* **Directions**
Please output the lines shown below exactly as they appear.
---*---
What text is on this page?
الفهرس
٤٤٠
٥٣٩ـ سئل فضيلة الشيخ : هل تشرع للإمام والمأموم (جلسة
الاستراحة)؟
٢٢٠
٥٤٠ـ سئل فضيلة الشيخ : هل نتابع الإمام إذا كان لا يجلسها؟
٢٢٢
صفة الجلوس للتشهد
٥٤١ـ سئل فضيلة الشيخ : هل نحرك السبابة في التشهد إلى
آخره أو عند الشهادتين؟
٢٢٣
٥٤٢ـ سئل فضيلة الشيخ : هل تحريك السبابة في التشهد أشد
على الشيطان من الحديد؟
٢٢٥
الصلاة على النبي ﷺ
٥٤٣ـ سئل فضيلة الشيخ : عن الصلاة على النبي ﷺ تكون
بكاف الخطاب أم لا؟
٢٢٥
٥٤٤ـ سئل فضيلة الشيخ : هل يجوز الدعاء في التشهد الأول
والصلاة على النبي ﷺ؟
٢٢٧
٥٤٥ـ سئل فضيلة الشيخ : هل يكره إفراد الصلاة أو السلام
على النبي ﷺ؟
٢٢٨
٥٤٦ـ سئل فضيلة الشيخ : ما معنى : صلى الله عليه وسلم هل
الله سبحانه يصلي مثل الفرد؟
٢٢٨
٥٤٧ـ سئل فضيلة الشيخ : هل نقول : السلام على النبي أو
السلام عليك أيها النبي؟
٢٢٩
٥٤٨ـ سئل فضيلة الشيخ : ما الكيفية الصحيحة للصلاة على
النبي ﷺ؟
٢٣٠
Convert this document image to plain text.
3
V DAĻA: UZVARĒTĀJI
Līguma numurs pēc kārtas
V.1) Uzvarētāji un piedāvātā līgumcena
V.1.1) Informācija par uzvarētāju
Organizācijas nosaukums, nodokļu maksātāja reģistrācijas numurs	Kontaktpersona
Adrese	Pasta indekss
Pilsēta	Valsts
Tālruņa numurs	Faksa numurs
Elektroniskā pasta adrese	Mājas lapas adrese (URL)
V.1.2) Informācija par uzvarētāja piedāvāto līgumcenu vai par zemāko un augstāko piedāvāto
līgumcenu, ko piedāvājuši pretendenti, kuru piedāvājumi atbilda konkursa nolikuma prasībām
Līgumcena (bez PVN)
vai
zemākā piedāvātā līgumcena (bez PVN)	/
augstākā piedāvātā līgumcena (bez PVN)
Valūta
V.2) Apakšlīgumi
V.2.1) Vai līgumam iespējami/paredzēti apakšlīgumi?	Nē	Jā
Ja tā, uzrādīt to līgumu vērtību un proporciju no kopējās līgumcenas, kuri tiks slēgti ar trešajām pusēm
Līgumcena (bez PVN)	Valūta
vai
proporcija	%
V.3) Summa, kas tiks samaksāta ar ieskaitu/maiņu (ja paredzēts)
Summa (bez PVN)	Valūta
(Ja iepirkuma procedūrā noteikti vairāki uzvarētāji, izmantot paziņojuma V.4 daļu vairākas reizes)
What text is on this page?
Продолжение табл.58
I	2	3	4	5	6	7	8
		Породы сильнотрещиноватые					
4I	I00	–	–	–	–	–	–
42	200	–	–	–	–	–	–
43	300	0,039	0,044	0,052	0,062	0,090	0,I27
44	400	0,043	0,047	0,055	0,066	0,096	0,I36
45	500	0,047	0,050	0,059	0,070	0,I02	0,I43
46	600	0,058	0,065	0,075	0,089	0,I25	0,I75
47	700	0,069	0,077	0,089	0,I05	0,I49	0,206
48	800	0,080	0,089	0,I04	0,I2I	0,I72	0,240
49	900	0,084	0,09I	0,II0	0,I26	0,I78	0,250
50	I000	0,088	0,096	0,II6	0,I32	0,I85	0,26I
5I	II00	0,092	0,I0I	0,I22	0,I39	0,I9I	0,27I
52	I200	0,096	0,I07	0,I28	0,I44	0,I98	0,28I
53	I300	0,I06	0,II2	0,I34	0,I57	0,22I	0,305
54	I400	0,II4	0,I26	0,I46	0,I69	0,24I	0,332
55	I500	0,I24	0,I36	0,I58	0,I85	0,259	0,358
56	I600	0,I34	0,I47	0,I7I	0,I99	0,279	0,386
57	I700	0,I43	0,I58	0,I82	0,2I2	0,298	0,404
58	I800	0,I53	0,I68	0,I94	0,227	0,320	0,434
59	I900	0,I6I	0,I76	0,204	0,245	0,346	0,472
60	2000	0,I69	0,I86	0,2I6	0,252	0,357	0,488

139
---*---
* **Task output**
What text is on this page?
الفهرس
٤٤٠
٥٣٩ـ سئل فضيلة الشيخ : هل تشرع للإمام والمأموم (جلسة
الاستراحة)؟
٢٢٠
٥٤٠ـ سئل فضيلة الشيخ : هل نتابع الإمام إذا كان لا يجلسها؟
٢٢٢
صفة الجلوس للتشهد
٥٤١ـ سئل فضيلة الشيخ : هل نحرك السبابة في التشهد إلى
آخره أو عند الشهادتين؟
٢٢٣
٥٤٢ـ سئل فضيلة الشيخ : هل تحريك السبابة في التشهد أشد
على الشيطان من الحديد؟
٢٢٥
الصلاة على النبي ﷺ
٥٤٣ـ سئل فضيلة الشيخ : عن الصلاة على النبي ﷺ تكون
بكاف الخطاب أم لا؟
٢٢٥
٥٤٤ـ سئل فضيلة الشيخ : هل يجوز الدعاء في التشهد الأول
والصلاة على النبي ﷺ؟
٢٢٧
٥٤٥ـ سئل فضيلة الشيخ : هل يكره إفراد الصلاة أو السلام
على النبي ﷺ؟
٢٢٨
٥٤٦ـ سئل فضيلة الشيخ : ما معنى : صلى الله عليه وسلم هل
الله سبحانه يصلي مثل الفرد؟
٢٢٨
٥٤٧ـ سئل فضيلة الشيخ : هل نقول : السلام على النبي أو
السلام عليك أيها النبي؟
٢٢٩
٥٤٨ـ سئل فضيلة الشيخ : ما الكيفية الصحيحة للصلاة على
النبي ﷺ؟
٢٣٠
Convert this document image to plain text.
3
V DAĻA: UZVARĒTĀJI
Līguma numurs pēc kārtas
V.1) Uzvarētāji un piedāvātā līgumcena
V.1.1) Informācija par uzvarētāju
Organizācijas nosaukums, nodokļu maksātāja reģistrācijas numurs	Kontaktpersona
Adrese	Pasta indekss
Pilsēta	Valsts
Tālruņa numurs	Faksa numurs
Elektroniskā pasta adrese	Mājas lapas adrese (URL)
V.1.2) Informācija par uzvarētāja piedāvāto līgumcenu vai par zemāko un augstāko piedāvāto
līgumcenu, ko piedāvājuši pretendenti, kuru piedāvājumi atbilda konkursa nolikuma prasībām
Līgumcena (bez PVN)
vai
zemākā piedāvātā līgumcena (bez PVN)	/
augstākā piedāvātā līgumcena (bez PVN)
Valūta
V.2) Apakšlīgumi
V.2.1) Vai līgumam iespējami/paredzēti apakšlīgumi?	Nē	Jā
Ja tā, uzrādīt to līgumu vērtību un proporciju no kopējās līgumcenas, kuri tiks slēgti ar trešajām pusēm
Līgumcena (bez PVN)	Valūta
vai
proporcija	%
V.3) Summa, kas tiks samaksāta ar ieskaitu/maiņu (ja paredzēts)
Summa (bez PVN)	Valūta
(Ja iepirkuma procedūrā noteikti vairāki uzvarētāji, izmantot paziņojuma V.4 daļu vairākas reizes)
What text is on this page?
Продолжение табл.58
I	2	3	4	5	6	7	8
		Породы сильнотрещиноватые					
4I	I00	–	–	–	–	–	–
42	200	–	–	–	–	–	–
43	300	0,039	0,044	0,052	0,062	0,090	0,I27
44	400	0,043	0,047	0,055	0,066	0,096	0,I36
45	500	0,047	0,050	0,059	0,070	0,I02	0,I43
46	600	0,058	0,065	0,075	0,089	0,I25	0,I75
47	700	0,069	0,077	0,089	0,I05	0,I49	0,206
48	800	0,080	0,089	0,I04	0,I2I	0,I72	0,240
49	900	0,084	0,09I	0,II0	0,I26	0,I78	0,250
50	I000	0,088	0,096	0,II6	0,I32	0,I85	0,26I
5I	II00	0,092	0,I0I	0,I22	0,I39	0,I9I	0,27I
52	I200	0,096	0,I07	0,I28	0,I44	0,I98	0,28I
53	I300	0,I06	0,II2	0,I34	0,I57	0,22I	0,305
54	I400	0,II4	0,I26	0,I46	0,I69	0,24I	0,332
55	I500	0,I24	0,I36	0,I58	0,I85	0,259	0,358
56	I600	0,I34	0,I47	0,I7I	0,I99	0,279	0,386
57	I700	0,I43	0,I58	0,I82	0,2I2	0,298	0,404
58	I800	0,I53	0,I68	0,I94	0,227	0,320	0,434
59	I900	0,I6I	0,I76	0,204	0,245	0,346	0,472
60	2000	0,I69	0,I86	0,2I6	0,252	0,357	0,488

139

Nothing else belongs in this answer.